(Records from a dataset)
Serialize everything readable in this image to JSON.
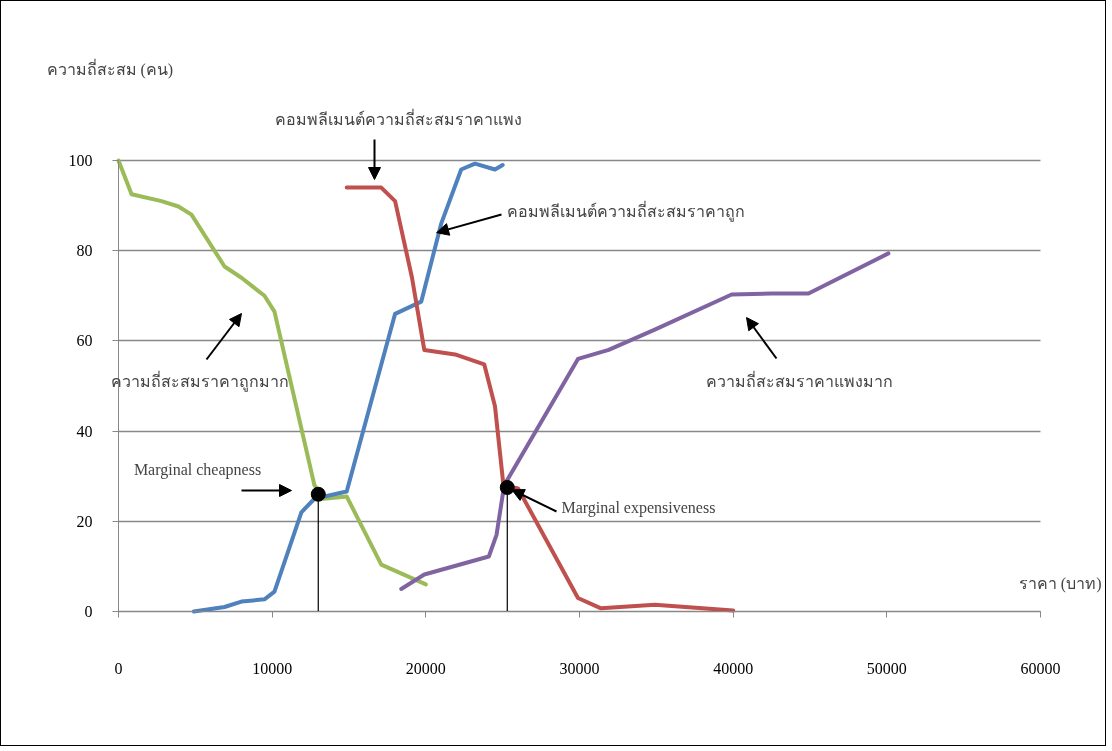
{
  "chart_data": {
    "type": "line",
    "xlabel": "ราคา (บาท)",
    "ylabel": "ความถี่สะสม (คน)",
    "xlim": [
      0,
      60000
    ],
    "xticks": [
      0,
      10000,
      20000,
      30000,
      40000,
      50000,
      60000
    ],
    "ylim": [
      0,
      100
    ],
    "yticks": [
      0,
      20,
      40,
      60,
      80,
      100
    ],
    "grid": "y",
    "line_style": "solid",
    "series": [
      {
        "color": "#9bbb59",
        "x": [
          0,
          850,
          2800,
          3900,
          4750,
          6900,
          8000,
          9500,
          10150,
          12750,
          13350,
          14850,
          17100,
          20000
        ],
        "values": [
          100,
          92.5,
          91,
          89.8,
          88,
          76.5,
          74,
          70,
          66.5,
          28,
          25,
          25.5,
          10.4,
          6
        ]
      },
      {
        "color": "#4f81bd",
        "x": [
          4900,
          6900,
          8000,
          9500,
          10150,
          11900,
          12750,
          14850,
          18000,
          19700,
          21000,
          22300,
          23200,
          24500,
          25000
        ],
        "values": [
          0,
          1,
          2.2,
          2.7,
          4.4,
          22,
          25,
          26.6,
          66,
          68.7,
          86,
          98,
          99.3,
          98,
          99
        ]
      },
      {
        "color": "#c0504d",
        "x": [
          14850,
          17100,
          18000,
          19100,
          19900,
          21900,
          23800,
          24500,
          25050,
          26000,
          29900,
          31400,
          34900,
          40000
        ],
        "values": [
          94,
          94,
          91,
          74,
          58,
          57,
          54.8,
          45.5,
          28,
          27.3,
          3,
          0.7,
          1.5,
          0.2
        ]
      },
      {
        "color": "#8064a2",
        "x": [
          18400,
          19900,
          24100,
          24600,
          25100,
          29900,
          31900,
          34900,
          39900,
          42500,
          44900,
          50100
        ],
        "values": [
          5,
          8.2,
          12.2,
          17,
          28,
          56,
          58,
          62.5,
          70.3,
          70.5,
          70.5,
          79.4
        ]
      },
      {
        "type": "scatter",
        "color": "#000000",
        "x": [
          13000,
          25300
        ],
        "values": [
          26,
          27.5
        ]
      },
      {
        "color": "#000000",
        "x": [
          13000,
          13000
        ],
        "values": [
          0,
          26
        ]
      },
      {
        "color": "#000000",
        "x": [
          25300,
          25300
        ],
        "values": [
          0,
          27.5
        ]
      }
    ],
    "annotations": [
      "คอมพลีเมนต์ความถี่สะสมราคาแพง",
      {
        "text": "คอมพลีเมนต์ความถี่สะสมราคาถูก",
        "x": 20700,
        "y": 84
      },
      "ความถี่สะสมราคาถูกมาก",
      "ความถี่สะสมราคาแพงมาก",
      "Marginal cheapness",
      {
        "text": "Marginal expensiveness",
        "x": 25600,
        "y": 27
      }
    ]
  }
}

Exercise prompt. Without the pictures, print the whole listing exactly as given.

Exercise result.
Serialize everything readable in this image to JSON.
{
  "chart_data": {
    "type": "line",
    "xlabel": "ราคา (บาท)",
    "ylabel": "ความถี่สะสม (คน)",
    "xlim": [
      0,
      60000
    ],
    "xticks": [
      0,
      10000,
      20000,
      30000,
      40000,
      50000,
      60000
    ],
    "ylim": [
      0,
      100
    ],
    "yticks": [
      0,
      20,
      40,
      60,
      80,
      100
    ],
    "grid": "y",
    "line_style": "solid",
    "series": [
      {
        "color": "#9bbb59",
        "x": [
          0,
          850,
          2800,
          3900,
          4750,
          6900,
          8000,
          9500,
          10150,
          12750,
          13350,
          14850,
          17100,
          20000
        ],
        "values": [
          100,
          92.5,
          91,
          89.8,
          88,
          76.5,
          74,
          70,
          66.5,
          28,
          25,
          25.5,
          10.4,
          6
        ]
      },
      {
        "color": "#4f81bd",
        "x": [
          4900,
          6900,
          8000,
          9500,
          10150,
          11900,
          12750,
          14850,
          18000,
          19700,
          21000,
          22300,
          23200,
          24500,
          25000
        ],
        "values": [
          0,
          1,
          2.2,
          2.7,
          4.4,
          22,
          25,
          26.6,
          66,
          68.7,
          86,
          98,
          99.3,
          98,
          99
        ]
      },
      {
        "color": "#c0504d",
        "x": [
          14850,
          17100,
          18000,
          19100,
          19900,
          21900,
          23800,
          24500,
          25050,
          26000,
          29900,
          31400,
          34900,
          40000
        ],
        "values": [
          94,
          94,
          91,
          74,
          58,
          57,
          54.8,
          45.5,
          28,
          27.3,
          3,
          0.7,
          1.5,
          0.2
        ]
      },
      {
        "color": "#8064a2",
        "x": [
          18400,
          19900,
          24100,
          24600,
          25100,
          29900,
          31900,
          34900,
          39900,
          42500,
          44900,
          50100
        ],
        "values": [
          5,
          8.2,
          12.2,
          17,
          28,
          56,
          58,
          62.5,
          70.3,
          70.5,
          70.5,
          79.4
        ]
      },
      {
        "type": "scatter",
        "color": "#000000",
        "x": [
          13000,
          25300
        ],
        "values": [
          26,
          27.5
        ]
      },
      {
        "color": "#000000",
        "x": [
          13000,
          13000
        ],
        "values": [
          0,
          26
        ]
      },
      {
        "color": "#000000",
        "x": [
          25300,
          25300
        ],
        "values": [
          0,
          27.5
        ]
      }
    ],
    "annotations": [
      "คอมพลีเมนต์ความถี่สะสมราคาแพง",
      {
        "text": "คอมพลีเมนต์ความถี่สะสมราคาถูก",
        "x": 20700,
        "y": 84
      },
      "ความถี่สะสมราคาถูกมาก",
      "ความถี่สะสมราคาแพงมาก",
      "Marginal cheapness",
      {
        "text": "Marginal expensiveness",
        "x": 25600,
        "y": 27
      }
    ]
  }
}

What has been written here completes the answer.